Task directions
Look over the lines below. Report each one that includes the string "JSON".

Start of Records for the exercise

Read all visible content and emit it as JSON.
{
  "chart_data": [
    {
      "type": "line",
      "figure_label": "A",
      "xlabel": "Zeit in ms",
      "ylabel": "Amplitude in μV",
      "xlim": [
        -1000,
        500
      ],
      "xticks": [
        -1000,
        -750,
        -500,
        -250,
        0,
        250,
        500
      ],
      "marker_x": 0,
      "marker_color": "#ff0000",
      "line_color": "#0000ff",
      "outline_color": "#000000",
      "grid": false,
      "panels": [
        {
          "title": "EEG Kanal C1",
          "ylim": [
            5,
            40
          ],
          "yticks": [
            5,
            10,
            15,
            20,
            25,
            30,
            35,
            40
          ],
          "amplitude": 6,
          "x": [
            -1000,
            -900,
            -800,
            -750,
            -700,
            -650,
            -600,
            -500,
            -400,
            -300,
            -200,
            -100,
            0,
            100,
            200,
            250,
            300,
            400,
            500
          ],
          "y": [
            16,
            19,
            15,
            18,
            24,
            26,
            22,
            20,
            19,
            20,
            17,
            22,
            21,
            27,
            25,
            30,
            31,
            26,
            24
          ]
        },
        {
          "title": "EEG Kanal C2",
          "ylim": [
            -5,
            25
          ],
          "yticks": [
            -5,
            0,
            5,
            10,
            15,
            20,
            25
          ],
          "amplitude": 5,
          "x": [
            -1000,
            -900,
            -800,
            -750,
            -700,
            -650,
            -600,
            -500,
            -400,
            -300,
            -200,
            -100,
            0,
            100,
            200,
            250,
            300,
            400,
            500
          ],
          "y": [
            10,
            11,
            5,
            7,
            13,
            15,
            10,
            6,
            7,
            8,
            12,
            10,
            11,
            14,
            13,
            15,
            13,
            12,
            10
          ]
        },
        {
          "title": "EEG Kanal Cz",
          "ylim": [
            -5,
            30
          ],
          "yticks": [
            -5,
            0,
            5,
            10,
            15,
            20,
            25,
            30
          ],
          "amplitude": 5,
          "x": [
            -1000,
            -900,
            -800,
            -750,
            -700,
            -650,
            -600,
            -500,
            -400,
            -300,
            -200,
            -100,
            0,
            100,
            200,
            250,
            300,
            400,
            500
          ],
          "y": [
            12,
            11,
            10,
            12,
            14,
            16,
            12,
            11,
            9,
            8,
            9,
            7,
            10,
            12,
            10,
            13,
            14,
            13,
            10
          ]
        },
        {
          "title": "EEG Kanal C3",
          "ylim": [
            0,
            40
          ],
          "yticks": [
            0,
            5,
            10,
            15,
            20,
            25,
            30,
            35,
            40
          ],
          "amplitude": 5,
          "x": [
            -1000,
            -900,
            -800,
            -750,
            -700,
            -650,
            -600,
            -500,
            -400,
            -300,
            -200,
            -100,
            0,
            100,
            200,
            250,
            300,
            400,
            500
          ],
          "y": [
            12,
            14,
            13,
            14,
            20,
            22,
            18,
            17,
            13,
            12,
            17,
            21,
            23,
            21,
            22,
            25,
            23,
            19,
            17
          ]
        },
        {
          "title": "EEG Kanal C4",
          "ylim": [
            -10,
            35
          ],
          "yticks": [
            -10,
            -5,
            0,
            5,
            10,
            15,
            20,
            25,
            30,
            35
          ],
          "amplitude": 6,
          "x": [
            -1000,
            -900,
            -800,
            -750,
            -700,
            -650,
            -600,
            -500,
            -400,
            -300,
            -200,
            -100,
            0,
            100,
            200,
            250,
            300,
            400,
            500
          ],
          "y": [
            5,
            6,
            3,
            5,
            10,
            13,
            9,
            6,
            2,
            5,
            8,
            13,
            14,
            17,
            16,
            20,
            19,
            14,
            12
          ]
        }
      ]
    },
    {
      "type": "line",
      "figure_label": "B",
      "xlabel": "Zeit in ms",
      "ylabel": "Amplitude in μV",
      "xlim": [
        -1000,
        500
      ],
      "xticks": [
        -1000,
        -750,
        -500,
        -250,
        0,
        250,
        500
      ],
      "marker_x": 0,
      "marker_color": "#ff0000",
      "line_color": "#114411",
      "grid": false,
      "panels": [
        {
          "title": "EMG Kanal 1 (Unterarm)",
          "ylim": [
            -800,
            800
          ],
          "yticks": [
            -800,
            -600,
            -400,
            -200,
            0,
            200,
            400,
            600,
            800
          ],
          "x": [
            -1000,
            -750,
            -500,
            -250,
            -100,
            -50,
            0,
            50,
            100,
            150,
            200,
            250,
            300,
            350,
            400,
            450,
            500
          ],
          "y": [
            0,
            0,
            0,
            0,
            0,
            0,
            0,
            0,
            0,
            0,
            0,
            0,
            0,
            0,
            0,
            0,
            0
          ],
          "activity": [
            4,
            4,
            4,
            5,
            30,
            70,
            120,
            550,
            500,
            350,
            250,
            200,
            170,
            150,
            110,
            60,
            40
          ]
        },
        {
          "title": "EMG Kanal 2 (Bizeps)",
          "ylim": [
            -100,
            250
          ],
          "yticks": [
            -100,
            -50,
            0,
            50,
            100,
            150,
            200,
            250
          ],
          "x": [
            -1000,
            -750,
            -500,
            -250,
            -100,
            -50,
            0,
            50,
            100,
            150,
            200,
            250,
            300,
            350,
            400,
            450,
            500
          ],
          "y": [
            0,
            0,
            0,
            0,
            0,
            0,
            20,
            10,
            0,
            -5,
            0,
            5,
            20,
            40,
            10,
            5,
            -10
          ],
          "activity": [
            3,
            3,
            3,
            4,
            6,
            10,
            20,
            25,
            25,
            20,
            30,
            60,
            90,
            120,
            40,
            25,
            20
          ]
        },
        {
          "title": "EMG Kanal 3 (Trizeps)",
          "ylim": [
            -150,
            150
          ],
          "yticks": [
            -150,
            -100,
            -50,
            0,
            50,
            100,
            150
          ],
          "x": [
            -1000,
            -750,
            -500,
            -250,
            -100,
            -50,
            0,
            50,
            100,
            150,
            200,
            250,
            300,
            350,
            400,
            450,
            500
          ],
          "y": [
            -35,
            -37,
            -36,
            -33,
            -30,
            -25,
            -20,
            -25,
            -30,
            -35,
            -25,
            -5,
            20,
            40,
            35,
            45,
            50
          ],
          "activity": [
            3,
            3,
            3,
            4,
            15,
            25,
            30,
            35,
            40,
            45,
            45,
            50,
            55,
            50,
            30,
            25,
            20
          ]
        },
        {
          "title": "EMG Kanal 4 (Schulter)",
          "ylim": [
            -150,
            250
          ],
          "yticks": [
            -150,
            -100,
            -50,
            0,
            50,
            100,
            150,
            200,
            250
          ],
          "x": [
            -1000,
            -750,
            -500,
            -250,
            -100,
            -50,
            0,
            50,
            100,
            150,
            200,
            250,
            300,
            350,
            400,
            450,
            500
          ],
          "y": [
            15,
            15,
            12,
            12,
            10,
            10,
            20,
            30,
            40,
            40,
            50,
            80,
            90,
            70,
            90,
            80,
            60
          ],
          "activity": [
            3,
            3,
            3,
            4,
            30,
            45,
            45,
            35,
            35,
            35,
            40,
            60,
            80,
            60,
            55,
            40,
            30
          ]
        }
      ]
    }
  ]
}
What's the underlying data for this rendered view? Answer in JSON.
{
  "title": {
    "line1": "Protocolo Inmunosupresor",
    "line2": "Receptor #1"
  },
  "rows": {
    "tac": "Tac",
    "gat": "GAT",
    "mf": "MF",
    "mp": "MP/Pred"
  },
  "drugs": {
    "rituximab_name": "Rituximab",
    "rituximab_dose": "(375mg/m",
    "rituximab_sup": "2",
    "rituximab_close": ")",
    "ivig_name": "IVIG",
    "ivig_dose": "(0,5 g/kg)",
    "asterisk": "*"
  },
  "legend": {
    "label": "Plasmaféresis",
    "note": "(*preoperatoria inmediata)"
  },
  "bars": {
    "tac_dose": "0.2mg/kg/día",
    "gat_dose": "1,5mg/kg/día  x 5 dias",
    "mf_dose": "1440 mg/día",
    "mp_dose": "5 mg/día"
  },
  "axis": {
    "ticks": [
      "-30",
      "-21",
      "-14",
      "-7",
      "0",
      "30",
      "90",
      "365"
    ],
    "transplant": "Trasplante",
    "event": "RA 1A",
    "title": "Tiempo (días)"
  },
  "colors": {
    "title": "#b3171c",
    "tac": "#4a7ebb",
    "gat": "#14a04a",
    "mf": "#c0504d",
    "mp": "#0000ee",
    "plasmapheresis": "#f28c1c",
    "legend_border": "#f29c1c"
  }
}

End of Records for the exercise

Reply to the exercise
Read all visible content and emit it as JSON.
What's the underlying data for this rendered view? Answer in JSON.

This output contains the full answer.